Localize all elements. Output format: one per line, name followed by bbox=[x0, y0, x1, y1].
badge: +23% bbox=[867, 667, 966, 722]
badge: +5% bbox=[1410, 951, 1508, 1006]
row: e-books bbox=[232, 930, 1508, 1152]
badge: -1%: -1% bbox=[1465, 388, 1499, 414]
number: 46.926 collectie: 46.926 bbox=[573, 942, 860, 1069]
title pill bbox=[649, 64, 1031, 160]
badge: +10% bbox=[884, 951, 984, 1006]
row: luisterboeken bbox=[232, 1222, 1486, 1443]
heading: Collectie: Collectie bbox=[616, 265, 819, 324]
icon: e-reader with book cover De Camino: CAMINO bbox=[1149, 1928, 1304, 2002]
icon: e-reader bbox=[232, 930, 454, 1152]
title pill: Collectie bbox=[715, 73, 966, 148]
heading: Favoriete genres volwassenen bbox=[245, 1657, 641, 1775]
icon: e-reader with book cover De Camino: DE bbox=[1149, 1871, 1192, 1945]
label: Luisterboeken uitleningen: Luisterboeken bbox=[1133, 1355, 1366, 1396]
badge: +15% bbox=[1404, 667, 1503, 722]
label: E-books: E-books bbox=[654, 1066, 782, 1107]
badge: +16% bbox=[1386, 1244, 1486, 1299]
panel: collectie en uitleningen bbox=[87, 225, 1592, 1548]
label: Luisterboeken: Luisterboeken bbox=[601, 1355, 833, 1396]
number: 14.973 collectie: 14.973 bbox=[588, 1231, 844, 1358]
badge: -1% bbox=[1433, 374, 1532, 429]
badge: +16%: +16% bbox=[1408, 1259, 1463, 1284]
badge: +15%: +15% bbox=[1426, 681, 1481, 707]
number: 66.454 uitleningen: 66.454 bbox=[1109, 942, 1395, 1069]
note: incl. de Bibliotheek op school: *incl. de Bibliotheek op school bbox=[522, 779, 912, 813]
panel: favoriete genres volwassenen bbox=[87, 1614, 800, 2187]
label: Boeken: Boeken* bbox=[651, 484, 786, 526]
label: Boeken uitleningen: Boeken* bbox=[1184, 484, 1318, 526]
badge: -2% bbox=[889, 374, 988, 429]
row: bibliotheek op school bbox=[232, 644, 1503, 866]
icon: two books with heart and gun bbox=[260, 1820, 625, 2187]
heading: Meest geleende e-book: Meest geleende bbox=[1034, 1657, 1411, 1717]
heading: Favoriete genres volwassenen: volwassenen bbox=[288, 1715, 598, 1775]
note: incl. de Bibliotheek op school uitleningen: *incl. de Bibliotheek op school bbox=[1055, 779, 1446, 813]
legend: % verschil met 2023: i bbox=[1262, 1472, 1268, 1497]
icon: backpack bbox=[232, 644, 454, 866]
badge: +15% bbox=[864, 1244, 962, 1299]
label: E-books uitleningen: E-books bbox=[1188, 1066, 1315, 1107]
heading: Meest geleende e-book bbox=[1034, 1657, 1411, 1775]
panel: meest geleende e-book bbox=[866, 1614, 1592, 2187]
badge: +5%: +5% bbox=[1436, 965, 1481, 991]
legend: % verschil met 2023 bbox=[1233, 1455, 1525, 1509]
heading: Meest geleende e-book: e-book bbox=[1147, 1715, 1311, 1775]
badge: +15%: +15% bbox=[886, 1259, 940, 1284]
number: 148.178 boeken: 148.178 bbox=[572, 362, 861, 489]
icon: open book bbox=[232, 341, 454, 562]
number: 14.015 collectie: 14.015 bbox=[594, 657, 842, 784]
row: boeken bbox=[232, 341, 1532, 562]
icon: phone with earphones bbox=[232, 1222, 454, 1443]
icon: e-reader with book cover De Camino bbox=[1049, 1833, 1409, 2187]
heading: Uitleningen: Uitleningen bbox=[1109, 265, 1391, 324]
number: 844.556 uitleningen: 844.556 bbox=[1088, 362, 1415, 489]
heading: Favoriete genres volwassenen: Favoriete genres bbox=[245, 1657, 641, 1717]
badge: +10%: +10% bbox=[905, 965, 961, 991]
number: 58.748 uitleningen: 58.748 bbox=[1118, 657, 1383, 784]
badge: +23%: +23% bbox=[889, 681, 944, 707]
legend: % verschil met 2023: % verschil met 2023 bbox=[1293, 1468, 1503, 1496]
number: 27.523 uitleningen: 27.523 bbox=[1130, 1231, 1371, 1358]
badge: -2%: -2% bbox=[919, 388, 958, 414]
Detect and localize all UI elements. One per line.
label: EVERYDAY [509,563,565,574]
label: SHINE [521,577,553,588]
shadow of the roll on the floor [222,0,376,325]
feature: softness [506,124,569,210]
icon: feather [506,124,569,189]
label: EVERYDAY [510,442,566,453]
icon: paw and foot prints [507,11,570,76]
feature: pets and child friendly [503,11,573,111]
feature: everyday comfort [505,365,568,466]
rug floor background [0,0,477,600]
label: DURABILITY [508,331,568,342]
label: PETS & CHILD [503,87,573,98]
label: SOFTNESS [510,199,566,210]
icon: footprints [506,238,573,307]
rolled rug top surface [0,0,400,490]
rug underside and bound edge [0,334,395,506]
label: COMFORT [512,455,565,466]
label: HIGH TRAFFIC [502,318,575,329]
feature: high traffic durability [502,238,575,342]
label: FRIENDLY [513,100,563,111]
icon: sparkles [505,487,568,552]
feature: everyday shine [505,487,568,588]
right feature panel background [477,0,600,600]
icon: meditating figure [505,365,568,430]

.....

### GIVEN PROBLEM
Rewrite the records above, changing each "e-reader" to "tablet" and leaving everything else as it is.

### CORRECT ANSWER
Localize all elements. Output format: one per line, name followed by bbox=[x0, y0, x1, y1].
badge: +23% bbox=[867, 667, 966, 722]
badge: +5% bbox=[1410, 951, 1508, 1006]
row: e-books bbox=[232, 930, 1508, 1152]
badge: -1%: -1% bbox=[1465, 388, 1499, 414]
number: 46.926 collectie: 46.926 bbox=[573, 942, 860, 1069]
title pill bbox=[649, 64, 1031, 160]
badge: +10% bbox=[884, 951, 984, 1006]
row: luisterboeken bbox=[232, 1222, 1486, 1443]
heading: Collectie: Collectie bbox=[616, 265, 819, 324]
icon: tablet with book cover De Camino: CAMINO bbox=[1149, 1928, 1304, 2002]
icon: tablet bbox=[232, 930, 454, 1152]
title pill: Collectie bbox=[715, 73, 966, 148]
heading: Favoriete genres volwassenen bbox=[245, 1657, 641, 1775]
icon: tablet with book cover De Camino: DE bbox=[1149, 1871, 1192, 1945]
label: Luisterboeken uitleningen: Luisterboeken bbox=[1133, 1355, 1366, 1396]
badge: +15% bbox=[1404, 667, 1503, 722]
label: E-books: E-books bbox=[654, 1066, 782, 1107]
badge: +16% bbox=[1386, 1244, 1486, 1299]
panel: collectie en uitleningen bbox=[87, 225, 1592, 1548]
label: Luisterboeken: Luisterboeken bbox=[601, 1355, 833, 1396]
number: 14.973 collectie: 14.973 bbox=[588, 1231, 844, 1358]
badge: -1% bbox=[1433, 374, 1532, 429]
badge: +16%: +16% bbox=[1408, 1259, 1463, 1284]
badge: +15%: +15% bbox=[1426, 681, 1481, 707]
number: 66.454 uitleningen: 66.454 bbox=[1109, 942, 1395, 1069]
note: incl. de Bibliotheek op school: *incl. de Bibliotheek op school bbox=[522, 779, 912, 813]
panel: favoriete genres volwassenen bbox=[87, 1614, 800, 2187]
label: Boeken: Boeken* bbox=[651, 484, 786, 526]
label: Boeken uitleningen: Boeken* bbox=[1184, 484, 1318, 526]
badge: -2% bbox=[889, 374, 988, 429]
row: bibliotheek op school bbox=[232, 644, 1503, 866]
icon: two books with heart and gun bbox=[260, 1820, 625, 2187]
heading: Meest geleende e-book: Meest geleende bbox=[1034, 1657, 1411, 1717]
heading: Favoriete genres volwassenen: volwassenen bbox=[288, 1715, 598, 1775]
note: incl. de Bibliotheek op school uitleningen: *incl. de Bibliotheek op school bbox=[1055, 779, 1446, 813]
legend: % verschil met 2023: i bbox=[1262, 1472, 1268, 1497]
icon: backpack bbox=[232, 644, 454, 866]
badge: +15% bbox=[864, 1244, 962, 1299]
label: E-books uitleningen: E-books bbox=[1188, 1066, 1315, 1107]
heading: Meest geleende e-book bbox=[1034, 1657, 1411, 1775]
panel: meest geleende e-book bbox=[866, 1614, 1592, 2187]
badge: +5%: +5% bbox=[1436, 965, 1481, 991]
legend: % verschil met 2023 bbox=[1233, 1455, 1525, 1509]
heading: Meest geleende e-book: e-book bbox=[1147, 1715, 1311, 1775]
badge: +15%: +15% bbox=[886, 1259, 940, 1284]
number: 148.178 boeken: 148.178 bbox=[572, 362, 861, 489]
icon: open book bbox=[232, 341, 454, 562]
number: 14.015 collectie: 14.015 bbox=[594, 657, 842, 784]
row: boeken bbox=[232, 341, 1532, 562]
icon: phone with earphones bbox=[232, 1222, 454, 1443]
icon: tablet with book cover De Camino bbox=[1049, 1833, 1409, 2187]
heading: Uitleningen: Uitleningen bbox=[1109, 265, 1391, 324]
number: 844.556 uitleningen: 844.556 bbox=[1088, 362, 1415, 489]
heading: Favoriete genres volwassenen: Favoriete genres bbox=[245, 1657, 641, 1717]
badge: +10%: +10% bbox=[905, 965, 961, 991]
number: 58.748 uitleningen: 58.748 bbox=[1118, 657, 1383, 784]
badge: +23%: +23% bbox=[889, 681, 944, 707]
legend: % verschil met 2023: % verschil met 2023 bbox=[1293, 1468, 1503, 1496]
number: 27.523 uitleningen: 27.523 bbox=[1130, 1231, 1371, 1358]
badge: -2%: -2% bbox=[919, 388, 958, 414]
Detect and localize all UI elements. One per line.
label: EVERYDAY [509,563,565,574]
label: SHINE [521,577,553,588]
shadow of the roll on the floor [222,0,376,325]
feature: softness [506,124,569,210]
icon: feather [506,124,569,189]
label: EVERYDAY [510,442,566,453]
icon: paw and foot prints [507,11,570,76]
feature: pets and child friendly [503,11,573,111]
feature: everyday comfort [505,365,568,466]
rug floor background [0,0,477,600]
label: DURABILITY [508,331,568,342]
label: PETS & CHILD [503,87,573,98]
label: SOFTNESS [510,199,566,210]
icon: footprints [506,238,573,307]
rolled rug top surface [0,0,400,490]
rug underside and bound edge [0,334,395,506]
label: COMFORT [512,455,565,466]
label: HIGH TRAFFIC [502,318,575,329]
feature: high traffic durability [502,238,575,342]
label: FRIENDLY [513,100,563,111]
icon: sparkles [505,487,568,552]
feature: everyday shine [505,487,568,588]
right feature panel background [477,0,600,600]
icon: meditating figure [505,365,568,430]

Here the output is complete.